-- 本文 --
Gitの3エリア — add と commit は別々の引っ越し
git add と git commit の違いが曖昧なまま使っている――そんな人は多いはず。Gitを理解する鍵は、ファイルが置かれる3つのエリアを分けて見ることです。手元で編集するWorking Directory(作業ツリー)、コミット予定を並べるStaging Area(ステージ)、履歴を確定保存するRepository(リポジトリ)。
Gitの操作は、要するにこのエリア間でファイルを移すことです。下の図1で 編集 → git add → git commit を押し、ファイルが左から右へ進む様子と、ステータスがどう変わるかを見てください。
add と commit は、別々の引っ越し
多くの人がつまずくのが、「変更を保存する」操作が2段階に分かれている点です。git add は、作業ツリーの変更をStagingに登録するだけ。まだ履歴には残りません。git commit で、はじめてStagingの内容がRepositoryに確定保存されます。なぜ2段階かというと、「次のコミットに何を含めるか」を選べるようにするためです。複数の変更のうち、関係するものだけ add してコミットを意味のある単位に分けられます。
エリアを分けて考えると、ふだんのコマンドが「どこからどこへの移動か」で読めるようになります。git restore <file> はStaging(やRepositoryのHEAD)の内容で作業ツリーを上書きして編集を捨てる操作――図1の「破棄」ボタンがこれです。git diff は作業ツリーとStagingの差、git diff --staged はStagingとRepositoryの差を見ています。3つの箱と、その間の矢印さえ頭にあれば、Gitの操作はぐっと見通しよくなります。

-- 課題の指示 --
Gitの3つのエリアを説明した本文の続きを、最後の文のあとから書いてください。

[データ項目]
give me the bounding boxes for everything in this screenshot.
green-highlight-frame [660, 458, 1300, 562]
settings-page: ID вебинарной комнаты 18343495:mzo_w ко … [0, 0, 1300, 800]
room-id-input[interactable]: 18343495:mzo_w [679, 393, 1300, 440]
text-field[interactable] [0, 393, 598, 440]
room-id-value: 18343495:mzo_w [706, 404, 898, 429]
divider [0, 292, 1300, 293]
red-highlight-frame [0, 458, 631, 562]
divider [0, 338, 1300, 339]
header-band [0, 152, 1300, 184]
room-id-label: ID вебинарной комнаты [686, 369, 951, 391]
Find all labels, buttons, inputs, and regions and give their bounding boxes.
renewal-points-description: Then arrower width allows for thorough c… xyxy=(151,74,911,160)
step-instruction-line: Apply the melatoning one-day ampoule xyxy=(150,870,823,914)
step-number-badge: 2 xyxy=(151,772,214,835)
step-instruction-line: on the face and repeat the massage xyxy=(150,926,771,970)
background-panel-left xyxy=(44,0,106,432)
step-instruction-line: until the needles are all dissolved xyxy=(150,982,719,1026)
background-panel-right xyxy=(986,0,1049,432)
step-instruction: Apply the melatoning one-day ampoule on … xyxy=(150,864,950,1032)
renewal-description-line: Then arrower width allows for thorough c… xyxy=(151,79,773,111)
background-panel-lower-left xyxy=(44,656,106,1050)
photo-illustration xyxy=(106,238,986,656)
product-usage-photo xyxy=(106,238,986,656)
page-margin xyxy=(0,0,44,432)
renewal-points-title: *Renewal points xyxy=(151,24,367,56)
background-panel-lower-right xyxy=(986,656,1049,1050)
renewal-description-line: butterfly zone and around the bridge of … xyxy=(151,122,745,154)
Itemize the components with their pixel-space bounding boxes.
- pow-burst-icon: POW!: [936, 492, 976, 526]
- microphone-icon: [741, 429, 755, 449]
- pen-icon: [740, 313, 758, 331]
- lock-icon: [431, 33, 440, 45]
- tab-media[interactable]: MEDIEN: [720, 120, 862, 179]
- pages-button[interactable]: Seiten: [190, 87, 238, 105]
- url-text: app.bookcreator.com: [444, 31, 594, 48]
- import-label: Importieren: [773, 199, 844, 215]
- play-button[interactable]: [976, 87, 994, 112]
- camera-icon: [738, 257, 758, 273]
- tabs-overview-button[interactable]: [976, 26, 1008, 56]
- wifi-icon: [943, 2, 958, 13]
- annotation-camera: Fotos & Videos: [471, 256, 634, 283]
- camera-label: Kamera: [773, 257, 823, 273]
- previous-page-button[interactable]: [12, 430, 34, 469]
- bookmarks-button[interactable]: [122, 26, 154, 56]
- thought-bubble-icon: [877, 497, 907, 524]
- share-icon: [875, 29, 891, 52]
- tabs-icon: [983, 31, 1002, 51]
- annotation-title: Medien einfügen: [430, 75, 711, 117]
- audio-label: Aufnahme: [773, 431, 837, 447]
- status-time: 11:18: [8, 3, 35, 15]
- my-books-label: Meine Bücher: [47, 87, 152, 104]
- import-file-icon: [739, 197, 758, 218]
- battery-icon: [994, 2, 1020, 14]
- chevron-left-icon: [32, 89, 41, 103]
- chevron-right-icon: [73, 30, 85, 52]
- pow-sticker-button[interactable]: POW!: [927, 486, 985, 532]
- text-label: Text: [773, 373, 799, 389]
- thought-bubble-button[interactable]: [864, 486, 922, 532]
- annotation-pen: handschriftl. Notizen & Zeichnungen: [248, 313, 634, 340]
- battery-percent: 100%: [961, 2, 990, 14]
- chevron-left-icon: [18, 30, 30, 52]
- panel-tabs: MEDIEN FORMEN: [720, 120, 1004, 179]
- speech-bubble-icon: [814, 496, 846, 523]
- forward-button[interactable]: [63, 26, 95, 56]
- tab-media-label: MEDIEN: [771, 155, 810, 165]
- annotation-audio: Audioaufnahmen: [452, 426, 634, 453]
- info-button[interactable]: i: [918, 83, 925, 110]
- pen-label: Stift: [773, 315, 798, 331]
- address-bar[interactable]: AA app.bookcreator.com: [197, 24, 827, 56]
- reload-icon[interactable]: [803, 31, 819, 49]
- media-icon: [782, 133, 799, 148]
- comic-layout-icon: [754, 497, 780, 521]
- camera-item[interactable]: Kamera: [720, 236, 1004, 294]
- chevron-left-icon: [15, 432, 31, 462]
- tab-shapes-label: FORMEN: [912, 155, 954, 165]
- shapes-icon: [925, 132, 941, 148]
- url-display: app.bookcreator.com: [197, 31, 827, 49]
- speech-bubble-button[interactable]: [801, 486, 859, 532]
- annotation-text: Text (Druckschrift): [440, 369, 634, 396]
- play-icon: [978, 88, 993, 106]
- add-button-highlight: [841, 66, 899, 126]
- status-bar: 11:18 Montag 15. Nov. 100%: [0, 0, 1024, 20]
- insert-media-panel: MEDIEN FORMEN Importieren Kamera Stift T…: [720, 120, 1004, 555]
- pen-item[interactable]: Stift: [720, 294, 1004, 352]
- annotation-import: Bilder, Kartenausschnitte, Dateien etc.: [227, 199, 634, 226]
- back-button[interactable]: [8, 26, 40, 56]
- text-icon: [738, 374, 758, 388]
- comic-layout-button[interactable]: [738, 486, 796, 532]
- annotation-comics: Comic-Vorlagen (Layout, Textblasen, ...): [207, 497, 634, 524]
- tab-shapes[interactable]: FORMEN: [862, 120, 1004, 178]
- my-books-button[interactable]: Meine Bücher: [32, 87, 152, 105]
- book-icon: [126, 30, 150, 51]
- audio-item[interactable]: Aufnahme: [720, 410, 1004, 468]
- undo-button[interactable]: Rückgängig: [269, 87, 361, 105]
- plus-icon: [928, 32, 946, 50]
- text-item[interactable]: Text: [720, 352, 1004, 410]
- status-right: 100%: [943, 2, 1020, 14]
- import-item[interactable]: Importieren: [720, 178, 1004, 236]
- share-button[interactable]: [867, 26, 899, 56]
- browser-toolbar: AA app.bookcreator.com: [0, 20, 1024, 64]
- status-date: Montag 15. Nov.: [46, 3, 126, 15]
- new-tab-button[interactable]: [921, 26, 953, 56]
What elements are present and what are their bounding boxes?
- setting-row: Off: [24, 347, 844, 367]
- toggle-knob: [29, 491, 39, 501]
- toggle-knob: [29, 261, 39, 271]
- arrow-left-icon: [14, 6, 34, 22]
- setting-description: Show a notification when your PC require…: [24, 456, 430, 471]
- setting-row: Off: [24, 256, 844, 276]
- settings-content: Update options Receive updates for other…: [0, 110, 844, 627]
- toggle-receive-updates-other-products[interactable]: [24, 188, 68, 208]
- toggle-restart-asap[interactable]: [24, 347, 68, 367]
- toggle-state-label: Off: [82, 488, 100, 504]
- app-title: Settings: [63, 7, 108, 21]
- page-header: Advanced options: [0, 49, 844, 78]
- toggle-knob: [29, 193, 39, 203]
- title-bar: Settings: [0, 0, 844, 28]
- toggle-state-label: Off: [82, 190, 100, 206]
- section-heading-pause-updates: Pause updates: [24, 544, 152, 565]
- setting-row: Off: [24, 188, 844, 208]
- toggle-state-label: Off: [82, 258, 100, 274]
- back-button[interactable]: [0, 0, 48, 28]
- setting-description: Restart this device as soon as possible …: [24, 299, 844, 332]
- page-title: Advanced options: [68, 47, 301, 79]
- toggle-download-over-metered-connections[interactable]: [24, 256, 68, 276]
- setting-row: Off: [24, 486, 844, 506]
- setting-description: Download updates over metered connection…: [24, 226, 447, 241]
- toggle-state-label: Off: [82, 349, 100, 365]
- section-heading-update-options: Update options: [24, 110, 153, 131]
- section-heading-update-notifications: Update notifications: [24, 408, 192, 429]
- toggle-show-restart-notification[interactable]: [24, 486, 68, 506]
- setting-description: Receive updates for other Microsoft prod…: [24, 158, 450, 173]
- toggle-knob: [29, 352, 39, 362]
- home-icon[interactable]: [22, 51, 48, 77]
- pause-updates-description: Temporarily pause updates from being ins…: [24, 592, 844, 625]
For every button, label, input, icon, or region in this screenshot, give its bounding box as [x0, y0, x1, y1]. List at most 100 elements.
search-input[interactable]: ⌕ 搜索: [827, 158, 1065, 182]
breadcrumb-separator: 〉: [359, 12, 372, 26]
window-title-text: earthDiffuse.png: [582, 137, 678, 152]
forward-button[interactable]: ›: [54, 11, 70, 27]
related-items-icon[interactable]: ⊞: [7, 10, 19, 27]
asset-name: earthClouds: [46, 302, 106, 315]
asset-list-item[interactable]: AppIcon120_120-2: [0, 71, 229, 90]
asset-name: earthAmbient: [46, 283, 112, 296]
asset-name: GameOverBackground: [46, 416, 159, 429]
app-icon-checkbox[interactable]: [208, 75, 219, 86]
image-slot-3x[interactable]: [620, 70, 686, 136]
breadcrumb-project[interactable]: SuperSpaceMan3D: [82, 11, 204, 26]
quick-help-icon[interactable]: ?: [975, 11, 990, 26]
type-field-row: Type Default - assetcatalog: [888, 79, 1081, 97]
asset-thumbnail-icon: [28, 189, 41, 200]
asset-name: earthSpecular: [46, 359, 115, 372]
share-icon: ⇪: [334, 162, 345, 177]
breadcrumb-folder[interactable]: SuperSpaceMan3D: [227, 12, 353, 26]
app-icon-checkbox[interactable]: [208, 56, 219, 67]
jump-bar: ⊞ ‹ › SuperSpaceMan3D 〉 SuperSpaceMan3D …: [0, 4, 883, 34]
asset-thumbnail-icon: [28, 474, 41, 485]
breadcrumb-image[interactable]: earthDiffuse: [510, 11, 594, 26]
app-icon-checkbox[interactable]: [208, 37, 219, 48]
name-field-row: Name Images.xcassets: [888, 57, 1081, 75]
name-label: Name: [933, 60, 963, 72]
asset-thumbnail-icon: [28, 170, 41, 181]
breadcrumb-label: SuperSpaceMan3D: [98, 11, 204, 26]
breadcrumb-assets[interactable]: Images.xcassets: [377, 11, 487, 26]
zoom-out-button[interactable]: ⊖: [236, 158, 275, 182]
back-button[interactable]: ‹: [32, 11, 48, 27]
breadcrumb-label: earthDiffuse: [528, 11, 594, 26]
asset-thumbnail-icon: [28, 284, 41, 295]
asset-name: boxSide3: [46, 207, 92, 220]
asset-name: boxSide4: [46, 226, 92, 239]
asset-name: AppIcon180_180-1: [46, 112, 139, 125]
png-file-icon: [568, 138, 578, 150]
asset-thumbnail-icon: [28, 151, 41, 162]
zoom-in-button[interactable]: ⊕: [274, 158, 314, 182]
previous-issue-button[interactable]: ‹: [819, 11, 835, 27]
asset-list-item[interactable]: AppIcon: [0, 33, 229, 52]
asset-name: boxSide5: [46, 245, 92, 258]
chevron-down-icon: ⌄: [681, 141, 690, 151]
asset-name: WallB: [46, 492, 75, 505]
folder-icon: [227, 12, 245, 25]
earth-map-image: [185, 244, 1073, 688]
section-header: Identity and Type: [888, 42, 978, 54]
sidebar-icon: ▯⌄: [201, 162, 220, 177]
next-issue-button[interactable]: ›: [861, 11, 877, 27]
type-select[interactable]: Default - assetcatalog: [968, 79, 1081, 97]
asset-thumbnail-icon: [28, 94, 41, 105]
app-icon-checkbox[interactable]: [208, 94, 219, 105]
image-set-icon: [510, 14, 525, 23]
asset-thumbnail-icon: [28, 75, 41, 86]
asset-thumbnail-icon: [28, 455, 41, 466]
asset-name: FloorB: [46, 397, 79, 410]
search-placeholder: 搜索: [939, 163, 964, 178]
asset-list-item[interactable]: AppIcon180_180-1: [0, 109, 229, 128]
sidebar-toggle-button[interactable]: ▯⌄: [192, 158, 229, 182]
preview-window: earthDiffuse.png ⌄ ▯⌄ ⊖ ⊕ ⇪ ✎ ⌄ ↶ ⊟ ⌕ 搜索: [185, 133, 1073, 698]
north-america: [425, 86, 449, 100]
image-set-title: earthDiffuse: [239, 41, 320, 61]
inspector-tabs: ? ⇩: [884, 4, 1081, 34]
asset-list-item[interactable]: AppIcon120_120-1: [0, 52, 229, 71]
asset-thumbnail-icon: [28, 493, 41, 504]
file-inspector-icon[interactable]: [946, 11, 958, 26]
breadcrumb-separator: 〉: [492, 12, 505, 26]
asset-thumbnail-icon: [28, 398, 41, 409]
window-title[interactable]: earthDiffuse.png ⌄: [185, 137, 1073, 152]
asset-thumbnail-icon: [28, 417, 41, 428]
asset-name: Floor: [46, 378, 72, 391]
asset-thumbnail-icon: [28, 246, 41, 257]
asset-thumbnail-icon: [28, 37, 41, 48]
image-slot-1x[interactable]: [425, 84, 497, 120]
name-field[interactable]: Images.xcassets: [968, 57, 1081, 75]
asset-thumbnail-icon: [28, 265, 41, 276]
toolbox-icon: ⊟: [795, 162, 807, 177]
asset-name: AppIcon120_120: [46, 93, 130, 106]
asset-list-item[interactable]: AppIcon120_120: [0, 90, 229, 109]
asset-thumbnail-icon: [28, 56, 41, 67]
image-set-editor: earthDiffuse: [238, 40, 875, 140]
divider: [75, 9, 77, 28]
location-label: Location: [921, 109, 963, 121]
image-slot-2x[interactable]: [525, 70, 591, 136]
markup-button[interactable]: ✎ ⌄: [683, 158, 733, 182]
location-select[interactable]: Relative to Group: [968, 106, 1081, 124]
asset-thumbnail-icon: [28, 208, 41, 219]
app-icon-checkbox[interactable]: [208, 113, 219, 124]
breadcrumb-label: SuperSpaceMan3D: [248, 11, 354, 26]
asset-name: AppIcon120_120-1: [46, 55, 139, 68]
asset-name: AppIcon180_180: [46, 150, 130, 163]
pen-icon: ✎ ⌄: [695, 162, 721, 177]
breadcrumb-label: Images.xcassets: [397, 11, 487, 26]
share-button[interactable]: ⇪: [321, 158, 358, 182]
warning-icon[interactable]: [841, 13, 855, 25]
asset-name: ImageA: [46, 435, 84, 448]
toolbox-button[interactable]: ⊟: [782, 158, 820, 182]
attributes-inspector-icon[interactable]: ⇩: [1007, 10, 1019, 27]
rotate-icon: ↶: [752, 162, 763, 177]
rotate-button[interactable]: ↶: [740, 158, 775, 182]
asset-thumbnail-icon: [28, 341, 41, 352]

-- 課題の解答 --
- Working Directory
- 実際にファイルを編集している作業ツリー。エディタで触っているのはここ。
- Staging Area
- 次のコミットに含める変更を並べる場所(indexとも)。git add で登録する。
- Repository
- コミットとして履歴が確定保存される領域(.git)。git commit で書き込まれる。
- HEAD
- いま自分がいるコミットを指す印。restore や diff の基準として使われる。
まとめ
GitはWorking Directory / Staging / Repositoryの3エリアと、その間を移す操作でできています。編集は作業ツリーだけを変え、git addでStagingへ、git commitでRepositoryへ確定――この一方向の流れが基本です。add と commit が別なのは、コミットの中身を選べるようにするため。3つの箱のイメージを持てば、restore や diff といったコマンドも「どこを見て・どこへ動かすか」で理解できます。